> _Provided entries_
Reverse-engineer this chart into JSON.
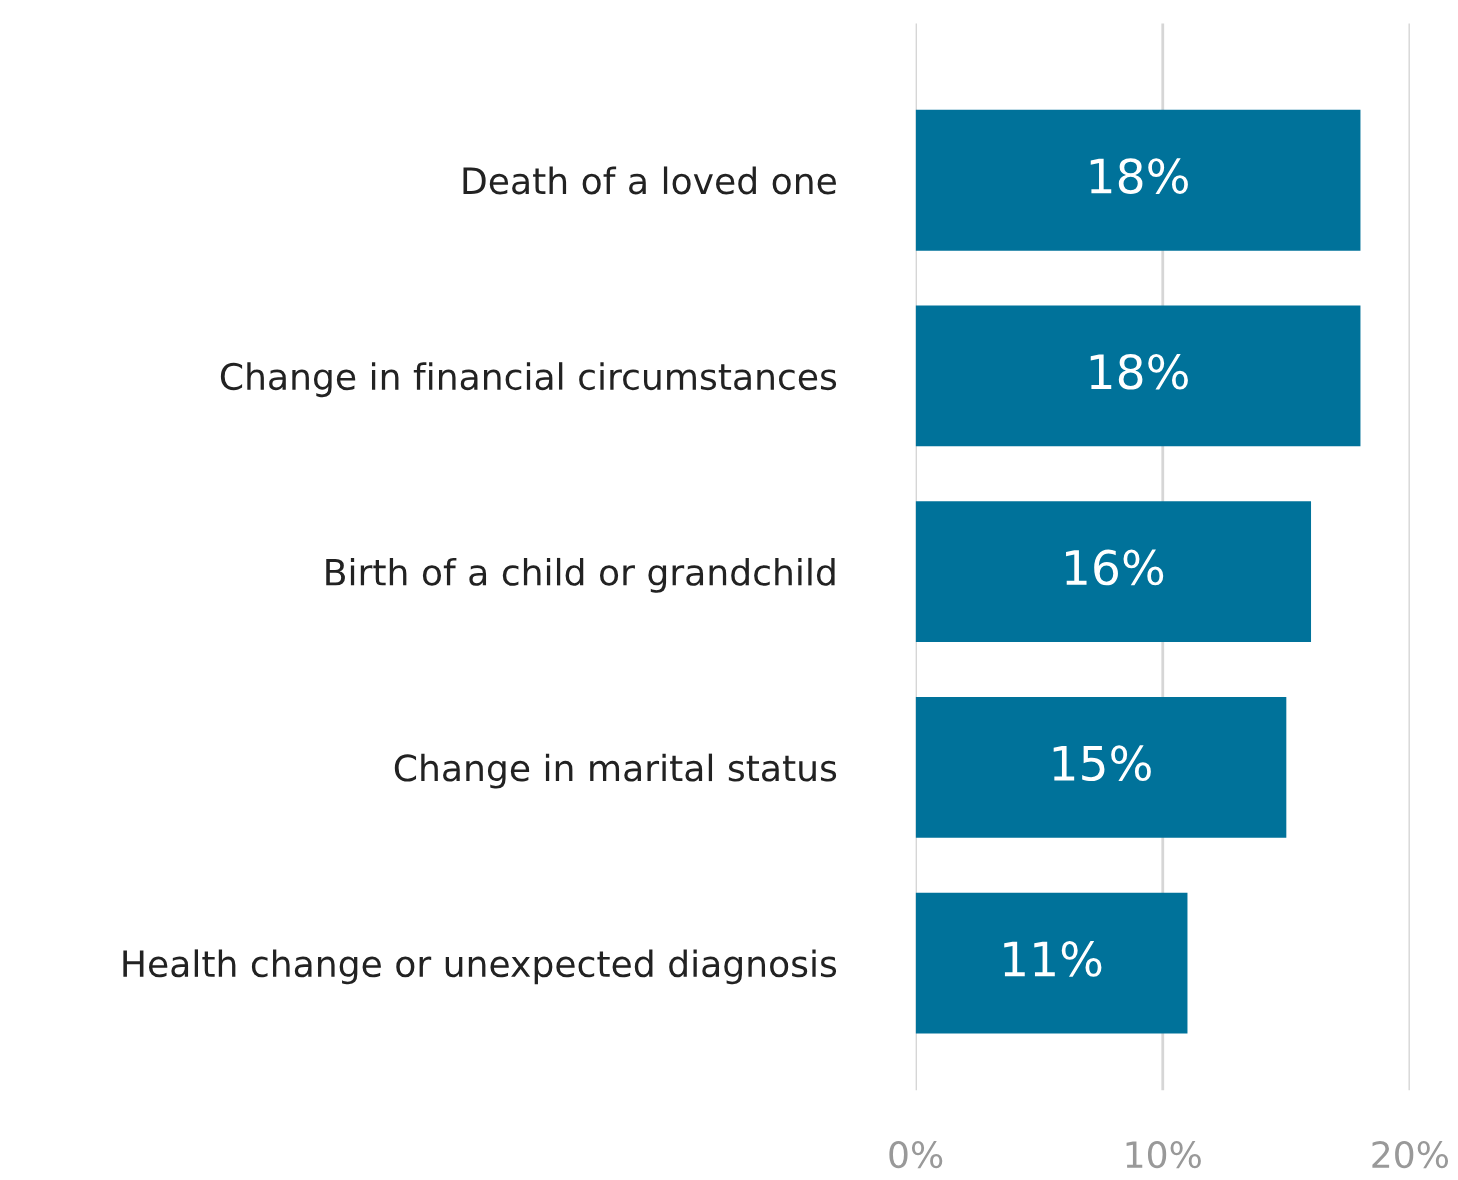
{
  "chart_data": {
    "type": "bar",
    "orientation": "horizontal",
    "categories": [
      "Death of a loved one",
      "Change in financial circumstances",
      "Birth of a child or grandchild",
      "Change in marital status",
      "Health change or unexpected diagnosis"
    ],
    "values": [
      18,
      18,
      16,
      15,
      11
    ],
    "color": "#00729a",
    "xlim": [
      0,
      20
    ],
    "xticks": [
      {
        "value": 0,
        "label": "0%"
      },
      {
        "value": 10,
        "label": "10%"
      },
      {
        "value": 20,
        "label": "20%"
      }
    ],
    "value_labels": [
      "18%",
      "18%",
      "16%",
      "15%",
      "11%"
    ],
    "grid": "x",
    "legend": false
  }
}
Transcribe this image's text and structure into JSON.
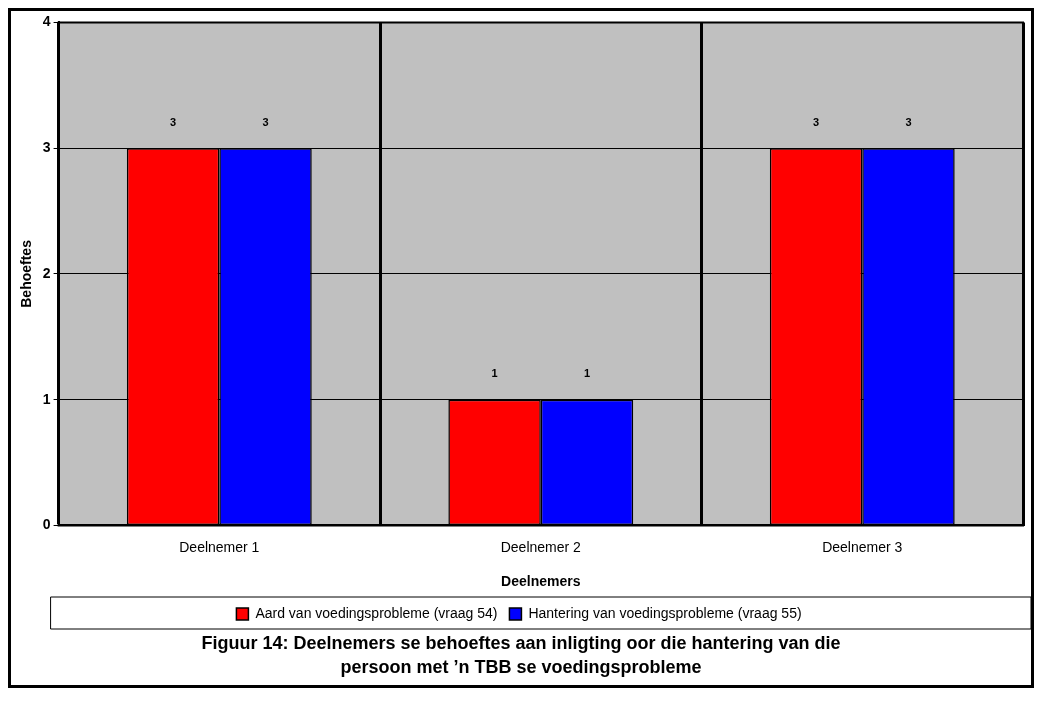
{
  "chart_data": {
    "type": "bar",
    "title": "Figuur 14:  Deelnemers se behoeftes aan inligting oor die hantering van die persoon met ’n TBB se voedingsprobleme",
    "xlabel": "Deelnemers",
    "ylabel": "Behoeftes",
    "categories": [
      "Deelnemer 1",
      "Deelnemer 2",
      "Deelnemer 3"
    ],
    "series": [
      {
        "name": "Aard van voedingsprobleme (vraag 54)",
        "color": "#ff0000",
        "values": [
          3,
          1,
          3
        ]
      },
      {
        "name": "Hantering van voedingsprobleme (vraag 55)",
        "color": "#0000ff",
        "values": [
          3,
          1,
          3
        ]
      }
    ],
    "ylim": [
      0,
      4
    ],
    "yticks": [
      0,
      1,
      2,
      3,
      4
    ],
    "grid": true,
    "legend": "bottom",
    "data_labels": true
  }
}
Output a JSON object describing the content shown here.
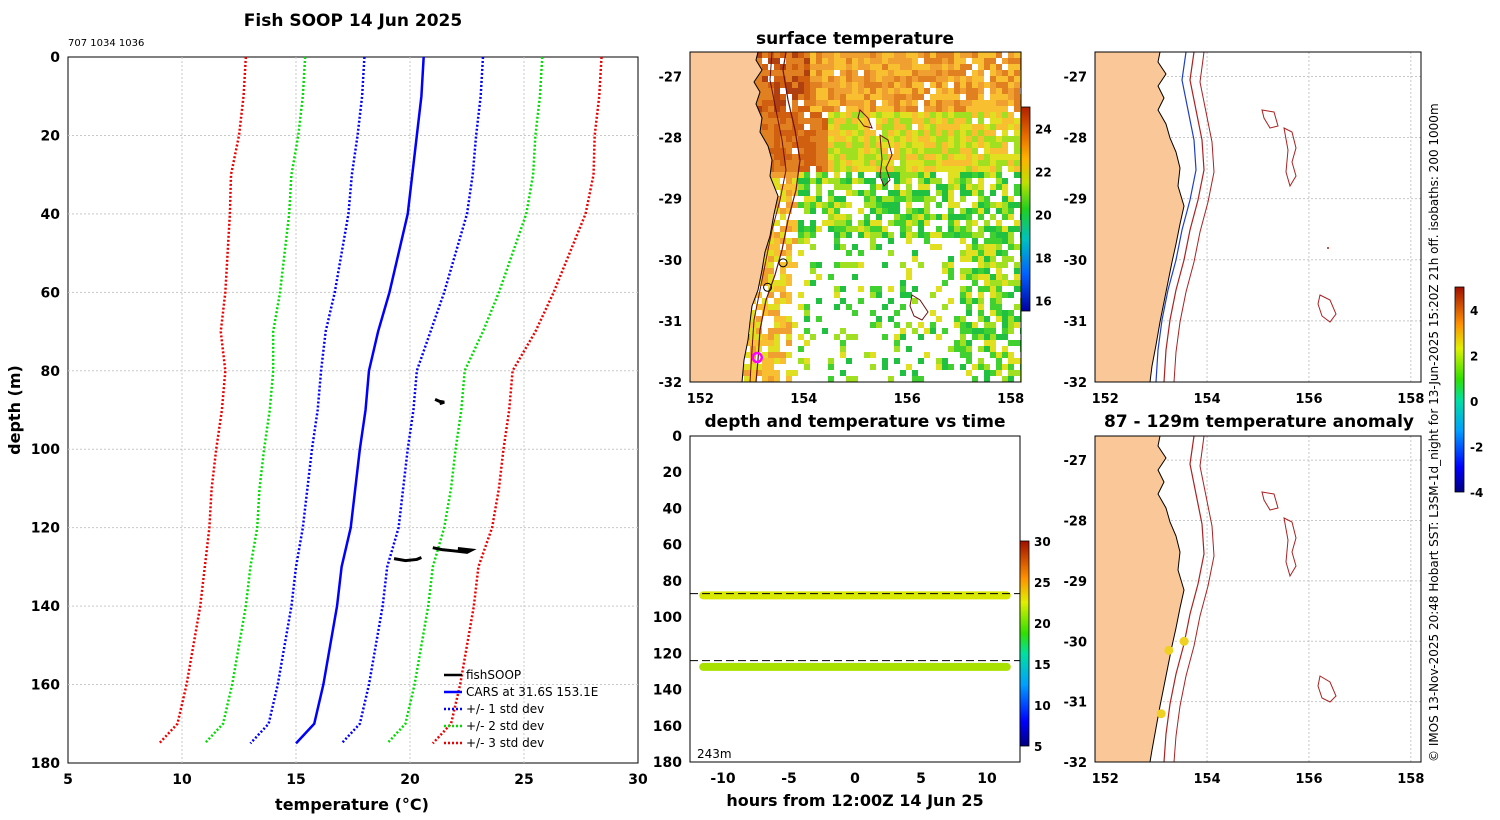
{
  "figure_title": "Fish SOOP 14 Jun 2025",
  "cast_ids": "707 1034 1036",
  "side_text": "© IMOS 13-Nov-2025 20:48 Hobart SST: L3SM-1d_night for 13-Jun-2025 15:20Z 21h off. isobaths: 200  1000m",
  "colors": {
    "cars": "#0000ff",
    "std1": "#0000ff",
    "std2": "#00dd00",
    "std3": "#ee0000",
    "land": "#fac898",
    "fishsoop": "#000000",
    "isobath": "#aa2222",
    "marker": "#ff00ff"
  },
  "chart_data": [
    {
      "type": "line",
      "id": "profile",
      "title": "Fish SOOP 14 Jun 2025",
      "xlabel": "temperature (°C)",
      "ylabel": "depth (m)",
      "xlim": [
        5,
        30
      ],
      "ylim": [
        180,
        0
      ],
      "xticks": [
        5,
        10,
        15,
        20,
        25,
        30
      ],
      "yticks": [
        0,
        20,
        40,
        60,
        80,
        100,
        120,
        140,
        160,
        180
      ],
      "depths": [
        0,
        10,
        20,
        30,
        40,
        50,
        60,
        70,
        80,
        90,
        100,
        110,
        120,
        130,
        140,
        150,
        160,
        170,
        175
      ],
      "cars_mean": [
        20.6,
        20.5,
        20.3,
        20.1,
        19.9,
        19.5,
        19.1,
        18.6,
        18.2,
        18.05,
        17.8,
        17.6,
        17.4,
        17.0,
        16.8,
        16.5,
        16.2,
        15.8,
        15.0
      ],
      "std_offsets": [
        [
          2.6,
          2.6,
          2.6,
          2.65,
          2.6,
          2.5,
          2.4,
          2.3,
          2.1,
          2.1,
          2.1,
          2.1,
          2.1,
          2.0,
          2.0,
          2.0,
          2.0,
          2.0,
          2.0
        ],
        [
          5.2,
          5.2,
          5.2,
          5.3,
          5.2,
          5.0,
          4.8,
          4.6,
          4.2,
          4.2,
          4.2,
          4.2,
          4.1,
          4.0,
          4.0,
          4.0,
          4.0,
          4.0,
          4.0
        ],
        [
          7.8,
          7.8,
          7.8,
          7.95,
          7.8,
          7.5,
          7.2,
          6.9,
          6.3,
          6.3,
          6.3,
          6.3,
          6.2,
          6.0,
          6.0,
          6.0,
          6.0,
          6.0,
          6.0
        ]
      ],
      "fishsoop_segments": [
        {
          "depths": [
            87.3,
            87.8,
            88.0,
            88.4
          ],
          "temps": [
            21.1,
            21.3,
            21.5,
            21.3
          ]
        },
        {
          "depths": [
            125.1,
            125.6,
            125.9,
            126.3,
            125.7,
            125.3
          ],
          "temps": [
            21.0,
            21.4,
            21.9,
            22.5,
            22.7,
            22.1
          ]
        },
        {
          "depths": [
            127.9,
            128.4,
            128.1,
            127.6
          ],
          "temps": [
            19.3,
            19.8,
            20.3,
            20.5
          ]
        }
      ],
      "legend_position": "bottom-right",
      "legend": [
        "fishSOOP",
        "CARS at 31.6S 153.1E",
        "+/- 1 std dev",
        "+/- 2 std dev",
        "+/- 3 std dev"
      ]
    },
    {
      "type": "heatmap",
      "id": "sst_map",
      "title": "surface temperature",
      "xlim": [
        151.8,
        158.2
      ],
      "ylim": [
        -32,
        -26.6
      ],
      "xticks": [
        152,
        154,
        156,
        158
      ],
      "yticks": [
        -27,
        -28,
        -29,
        -30,
        -31,
        -32
      ],
      "colorbar_range": [
        15.5,
        25
      ],
      "colorbar_ticks": [
        16,
        18,
        20,
        22,
        24
      ],
      "track_points": [
        {
          "lon": 153.6,
          "lat": -30.05
        },
        {
          "lon": 153.3,
          "lat": -30.45
        }
      ],
      "cast_location": {
        "lon": 153.1,
        "lat": -31.6
      }
    },
    {
      "type": "map",
      "id": "isobath_map",
      "xlim": [
        151.8,
        158.2
      ],
      "ylim": [
        -32,
        -26.6
      ],
      "xticks": [
        152,
        154,
        156,
        158
      ],
      "yticks": [
        -27,
        -28,
        -29,
        -30,
        -31,
        -32
      ]
    },
    {
      "type": "scatter",
      "id": "depth_time",
      "title": "depth and temperature vs time",
      "xlabel": "hours from 12:00Z 14 Jun 25",
      "xlim": [
        -12.5,
        12.5
      ],
      "ylim": [
        180,
        0
      ],
      "xticks": [
        -10,
        -5,
        0,
        5,
        10
      ],
      "yticks": [
        0,
        20,
        40,
        60,
        80,
        100,
        120,
        140,
        160,
        180
      ],
      "bands": [
        {
          "depth": 88.0,
          "temp": 22.5,
          "dashed_depth": 87.0
        },
        {
          "depth": 127.5,
          "temp": 21.5,
          "dashed_depth": 124.0
        }
      ],
      "colorbar_range": [
        5,
        30
      ],
      "colorbar_ticks": [
        5,
        10,
        15,
        20,
        25,
        30
      ],
      "bottom_depth_label": "243m"
    },
    {
      "type": "scatter",
      "id": "anomaly_map",
      "title": "87 - 129m temperature anomaly",
      "xlim": [
        151.8,
        158.2
      ],
      "ylim": [
        -32,
        -26.6
      ],
      "xticks": [
        152,
        154,
        156,
        158
      ],
      "yticks": [
        -27,
        -28,
        -29,
        -30,
        -31,
        -32
      ],
      "points": [
        {
          "lon": 153.55,
          "lat": -30.0,
          "anomaly": 1.8
        },
        {
          "lon": 153.25,
          "lat": -30.15,
          "anomaly": 2.0
        },
        {
          "lon": 153.1,
          "lat": -31.2,
          "anomaly": 2.1
        }
      ],
      "colorbar_range": [
        -4,
        5
      ],
      "colorbar_ticks": [
        -4,
        -2,
        0,
        2,
        4
      ]
    }
  ]
}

> _Stated goal_
Using the entries above, find all lines with "vraag". Copy them.

> _Exercise output_
        "name": "Aard van voedingsprobleme (vraag 54)",
        "name": "Hantering van voedingsprobleme (vraag 55)",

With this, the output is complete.